== EXERCISE DETAILS ==
Reproduce the records below exactly as they appear, omitting any pictures they contain.

* * *

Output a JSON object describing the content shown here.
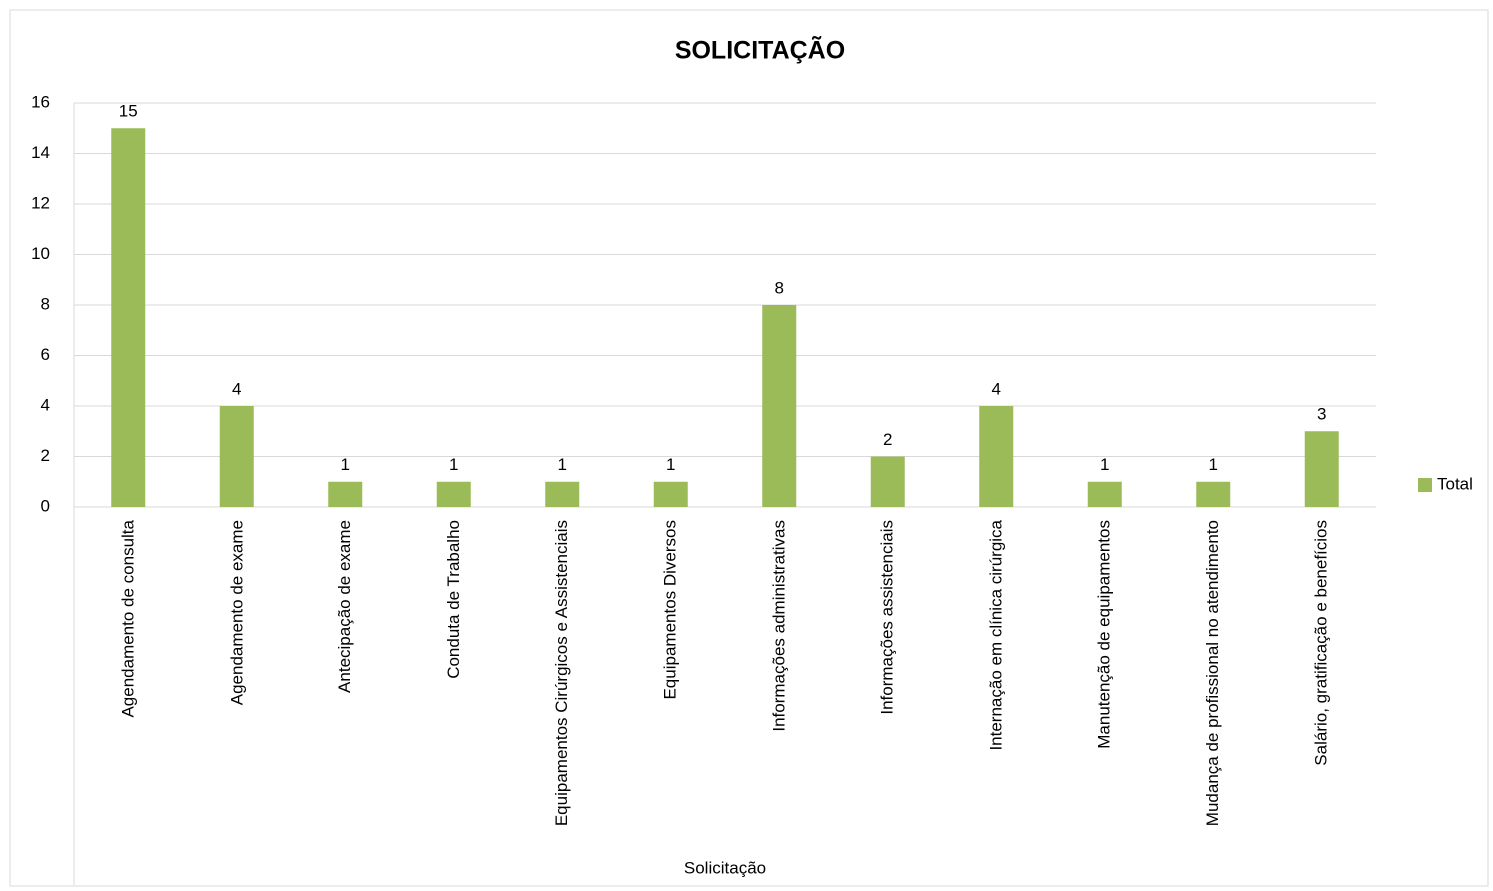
{
  "chart_data": {
    "type": "bar",
    "title": "SOLICITAÇÃO",
    "x_label": "Solicitação",
    "categories": [
      "Agendamento de consulta",
      "Agendamento de exame",
      "Antecipação de exame",
      "Conduta de Trabalho",
      "Equipamentos Cirúrgicos e Assistenciais",
      "Equipamentos Diversos",
      "Informações administrativas",
      "Informações assistenciais",
      "Internação em clínica cirúrgica",
      "Manutenção de equipamentos",
      "Mudança de profissional no atendimento",
      "Salário, gratificação e benefícios"
    ],
    "series": [
      {
        "name": "Total",
        "color": "#9bbb59",
        "values": [
          15,
          4,
          1,
          1,
          1,
          1,
          8,
          2,
          4,
          1,
          1,
          3
        ]
      }
    ],
    "ylim": [
      0,
      16
    ],
    "yticks": [
      0,
      2,
      4,
      6,
      8,
      10,
      12,
      14,
      16
    ],
    "grid": true,
    "legend": "right",
    "data_labels": true
  }
}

* * *

== THE RESULT ==
Output a JSON object describing the content shown here.
{
  "chart_data": {
    "type": "bar",
    "title": "SOLICITAÇÃO",
    "x_label": "Solicitação",
    "categories": [
      "Agendamento de consulta",
      "Agendamento de exame",
      "Antecipação de exame",
      "Conduta de Trabalho",
      "Equipamentos Cirúrgicos e Assistenciais",
      "Equipamentos Diversos",
      "Informações administrativas",
      "Informações assistenciais",
      "Internação em clínica cirúrgica",
      "Manutenção de equipamentos",
      "Mudança de profissional no atendimento",
      "Salário, gratificação e benefícios"
    ],
    "series": [
      {
        "name": "Total",
        "color": "#9bbb59",
        "values": [
          15,
          4,
          1,
          1,
          1,
          1,
          8,
          2,
          4,
          1,
          1,
          3
        ]
      }
    ],
    "ylim": [
      0,
      16
    ],
    "yticks": [
      0,
      2,
      4,
      6,
      8,
      10,
      12,
      14,
      16
    ],
    "grid": true,
    "legend": "right",
    "data_labels": true
  }
}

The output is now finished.